* Brief
Return all lines from the listing below in which the string "difference" occurs.

-*-

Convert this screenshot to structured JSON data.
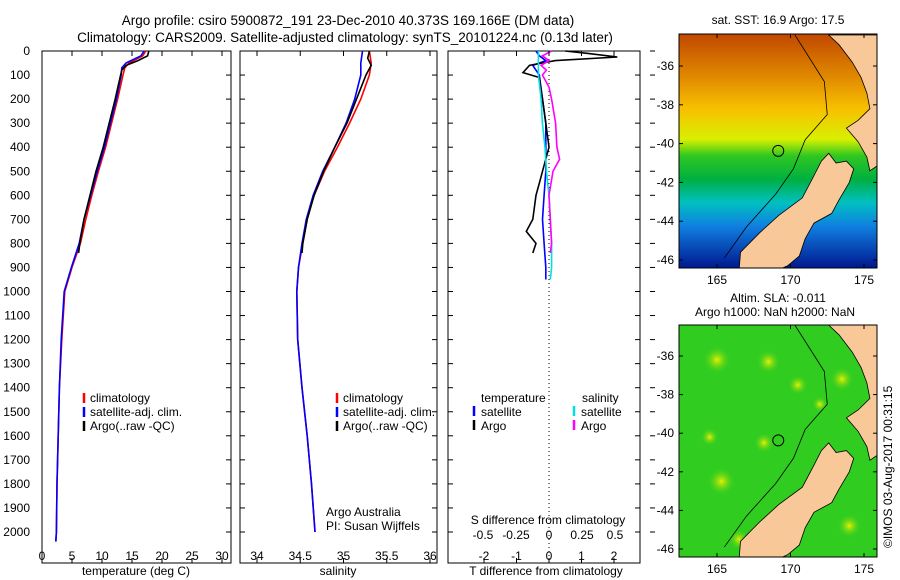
{
  "header": {
    "title_line1": "Argo profile: csiro 5900872_191 23-Dec-2010 40.373S 169.166E (DM data)",
    "title_line2": "Climatology: CARS2009. Satellite-adjusted climatology: synTS_20101224.nc (0.13d later)"
  },
  "colors": {
    "climatology": "#ff0000",
    "satellite": "#0000ff",
    "argo": "#000000",
    "sal_satellite": "#00e0e0",
    "sal_argo": "#ff00ff",
    "land": "#f8c898"
  },
  "chart_data": [
    {
      "type": "line",
      "name": "temperature-profile",
      "xlabel": "temperature (deg C)",
      "xlim": [
        -2,
        31
      ],
      "ylim": [
        0,
        2130
      ],
      "xticks": [
        "0",
        "5",
        "10",
        "15",
        "20",
        "25",
        "30"
      ],
      "yticks": [
        "0",
        "100",
        "200",
        "300",
        "400",
        "500",
        "600",
        "700",
        "800",
        "900",
        "1000",
        "1100",
        "1200",
        "1300",
        "1400",
        "1500",
        "1600",
        "1700",
        "1800",
        "1900",
        "2000"
      ],
      "legend": [
        "climatology",
        "satellite-adj. clim.",
        "Argo(..raw -QC)"
      ],
      "series": [
        {
          "name": "climatology",
          "color": "#ff0000",
          "depth": [
            0,
            20,
            50,
            70,
            100,
            200,
            300,
            400,
            500,
            600,
            700,
            800,
            900,
            1000,
            1200,
            1400,
            1600,
            1800,
            2000,
            2040
          ],
          "values": [
            17.3,
            16.8,
            14.5,
            13.8,
            13.5,
            12.6,
            11.6,
            10.6,
            9.4,
            8.3,
            7.3,
            6.4,
            5.0,
            3.8,
            3.3,
            2.9,
            2.7,
            2.5,
            2.4,
            2.3
          ]
        },
        {
          "name": "satellite-adj. clim.",
          "color": "#0000ff",
          "depth": [
            0,
            20,
            50,
            70,
            100,
            200,
            300,
            400,
            500,
            600,
            700,
            800,
            900,
            1000,
            1200,
            1400,
            1600,
            1800,
            2000,
            2040
          ],
          "values": [
            17.0,
            16.5,
            14.0,
            13.3,
            13.2,
            12.4,
            11.4,
            10.4,
            9.2,
            8.1,
            7.0,
            6.2,
            4.9,
            3.7,
            3.2,
            2.9,
            2.7,
            2.5,
            2.4,
            2.3
          ]
        },
        {
          "name": "Argo(..raw -QC)",
          "color": "#000000",
          "depth": [
            0,
            20,
            40,
            60,
            80,
            100,
            200,
            300,
            400,
            500,
            600,
            700,
            800,
            840
          ],
          "values": [
            17.8,
            17.6,
            16.0,
            14.0,
            13.3,
            13.1,
            12.2,
            11.2,
            10.2,
            9.0,
            8.0,
            7.0,
            6.3,
            6.1
          ]
        }
      ]
    },
    {
      "type": "line",
      "name": "salinity-profile",
      "xlabel": "salinity",
      "xlim": [
        33.8,
        36.05
      ],
      "ylim": [
        0,
        2130
      ],
      "xticks": [
        "34",
        "34.5",
        "35",
        "35.5",
        "36"
      ],
      "legend": [
        "climatology",
        "satellite-adj. clim.",
        "Argo(..raw -QC)"
      ],
      "annotation": [
        "Argo Australia",
        "PI: Susan Wijffels"
      ],
      "series": [
        {
          "name": "climatology",
          "color": "#ff0000",
          "depth": [
            0,
            50,
            100,
            200,
            300,
            400,
            500,
            600,
            700,
            800,
            900,
            1000,
            1200,
            1400,
            1600,
            1800,
            2000
          ],
          "values": [
            35.3,
            35.32,
            35.3,
            35.2,
            35.07,
            34.93,
            34.78,
            34.66,
            34.58,
            34.53,
            34.48,
            34.46,
            34.47,
            34.52,
            34.58,
            34.63,
            34.67
          ]
        },
        {
          "name": "satellite-adj. clim.",
          "color": "#0000ff",
          "depth": [
            0,
            50,
            100,
            200,
            300,
            400,
            500,
            600,
            700,
            800,
            900,
            1000,
            1200,
            1400,
            1600,
            1800,
            2000
          ],
          "values": [
            35.22,
            35.2,
            35.2,
            35.13,
            35.03,
            34.9,
            34.76,
            34.65,
            34.57,
            34.52,
            34.48,
            34.46,
            34.47,
            34.52,
            34.58,
            34.63,
            34.67
          ]
        },
        {
          "name": "Argo(..raw -QC)",
          "color": "#000000",
          "depth": [
            0,
            30,
            60,
            100,
            200,
            300,
            400,
            500,
            600,
            700,
            800,
            840
          ],
          "values": [
            35.3,
            35.28,
            35.32,
            35.26,
            35.15,
            35.04,
            34.9,
            34.77,
            34.66,
            34.58,
            34.53,
            34.52
          ]
        }
      ]
    },
    {
      "type": "line",
      "name": "difference-profile",
      "xlabel": "T difference from climatology",
      "x2label": "S difference from climatology",
      "xlim": [
        -3.1,
        2.8
      ],
      "ylim": [
        0,
        2130
      ],
      "xticks": [
        "-2",
        "-1",
        "0",
        "1",
        "2"
      ],
      "x2ticks": [
        "-0.5",
        "-0.25",
        "0",
        "0.25",
        "0.5"
      ],
      "legend": {
        "temperature_title": "temperature",
        "salinity_title": "salinity",
        "satellite": "satellite",
        "argo": "Argo"
      },
      "series": [
        {
          "name": "T satellite",
          "color": "#0000ff",
          "depth": [
            0,
            20,
            40,
            60,
            100,
            200,
            300,
            400,
            500,
            600,
            700,
            800,
            900,
            950
          ],
          "values": [
            -0.4,
            -0.3,
            -0.1,
            -0.5,
            -0.3,
            -0.2,
            -0.1,
            -0.1,
            -0.1,
            -0.15,
            -0.2,
            -0.15,
            -0.1,
            -0.1
          ]
        },
        {
          "name": "T Argo",
          "color": "#000000",
          "depth": [
            0,
            10,
            25,
            40,
            60,
            90,
            110,
            200,
            300,
            400,
            500,
            550,
            600,
            700,
            750,
            800,
            840
          ],
          "values": [
            0.5,
            1.2,
            2.1,
            0.2,
            -0.6,
            -0.8,
            -0.3,
            -0.2,
            -0.1,
            0.0,
            -0.2,
            -0.3,
            -0.4,
            -0.5,
            -0.7,
            -0.4,
            -0.5
          ]
        },
        {
          "name": "S satellite",
          "color": "#00e0e0",
          "depth": [
            0,
            100,
            200,
            300,
            400,
            500,
            600,
            700,
            800,
            900,
            950
          ],
          "values": [
            -0.08,
            -0.08,
            -0.06,
            -0.05,
            -0.03,
            -0.02,
            0.0,
            0.01,
            0.02,
            0.02,
            0.01
          ]
        },
        {
          "name": "S Argo",
          "color": "#ff00ff",
          "depth": [
            0,
            20,
            40,
            60,
            80,
            100,
            150,
            200,
            300,
            400,
            450,
            500,
            600,
            700,
            800,
            840
          ],
          "values": [
            0.02,
            -0.05,
            0.0,
            -0.06,
            -0.02,
            -0.05,
            0.0,
            0.02,
            0.05,
            0.06,
            0.08,
            0.03,
            0.0,
            0.01,
            0.02,
            0.01
          ]
        }
      ]
    }
  ],
  "maps": [
    {
      "title": "sat. SST: 16.9 Argo: 17.5",
      "type": "sst"
    },
    {
      "title": "Altim. SLA: -0.011",
      "subtitle": "Argo h1000: NaN h2000: NaN",
      "type": "sla"
    }
  ],
  "map_axes": {
    "lon_ticks": [
      "165",
      "170",
      "175"
    ],
    "lat_ticks": [
      "-36",
      "-38",
      "-40",
      "-42",
      "-44",
      "-46"
    ],
    "lon_range": [
      162.4,
      176.0
    ],
    "lat_range": [
      -34.4,
      -46.5
    ]
  },
  "argo_position": {
    "lon": 169.166,
    "lat": -40.373
  },
  "coast": {
    "north_island": [
      [
        172.6,
        -34.4
      ],
      [
        173.3,
        -34.9
      ],
      [
        174.2,
        -35.8
      ],
      [
        174.8,
        -36.6
      ],
      [
        175.2,
        -37.4
      ],
      [
        175.4,
        -38.2
      ],
      [
        174.6,
        -38.8
      ],
      [
        173.8,
        -39.2
      ],
      [
        174.6,
        -39.9
      ],
      [
        175.2,
        -40.7
      ],
      [
        175.4,
        -41.4
      ],
      [
        176,
        -41.1
      ],
      [
        176,
        -34.4
      ]
    ],
    "south_island": [
      [
        172.6,
        -40.5
      ],
      [
        173.1,
        -41.0
      ],
      [
        173.8,
        -40.9
      ],
      [
        174.3,
        -41.3
      ],
      [
        174.0,
        -42.0
      ],
      [
        173.3,
        -42.9
      ],
      [
        172.8,
        -43.6
      ],
      [
        171.6,
        -44.1
      ],
      [
        171.0,
        -44.9
      ],
      [
        170.6,
        -45.8
      ],
      [
        169.8,
        -46.3
      ],
      [
        168.9,
        -46.6
      ],
      [
        166.5,
        -46.6
      ],
      [
        166.6,
        -45.6
      ],
      [
        167.9,
        -44.6
      ],
      [
        169.2,
        -43.7
      ],
      [
        170.8,
        -42.8
      ],
      [
        171.5,
        -41.8
      ],
      [
        172.1,
        -40.9
      ]
    ]
  },
  "footer": {
    "copyright": "©IMOS 03-Aug-2017 00:31:15"
  }
}
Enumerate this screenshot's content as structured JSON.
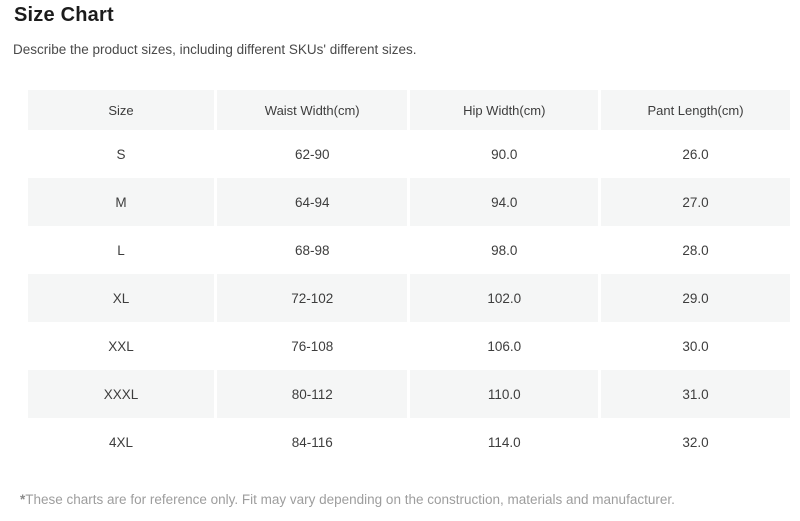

-*-

* Output for this task
      "name": "difference-profile",
      "xlabel": "T difference from climatology",
      "x2label": "S difference from climatology",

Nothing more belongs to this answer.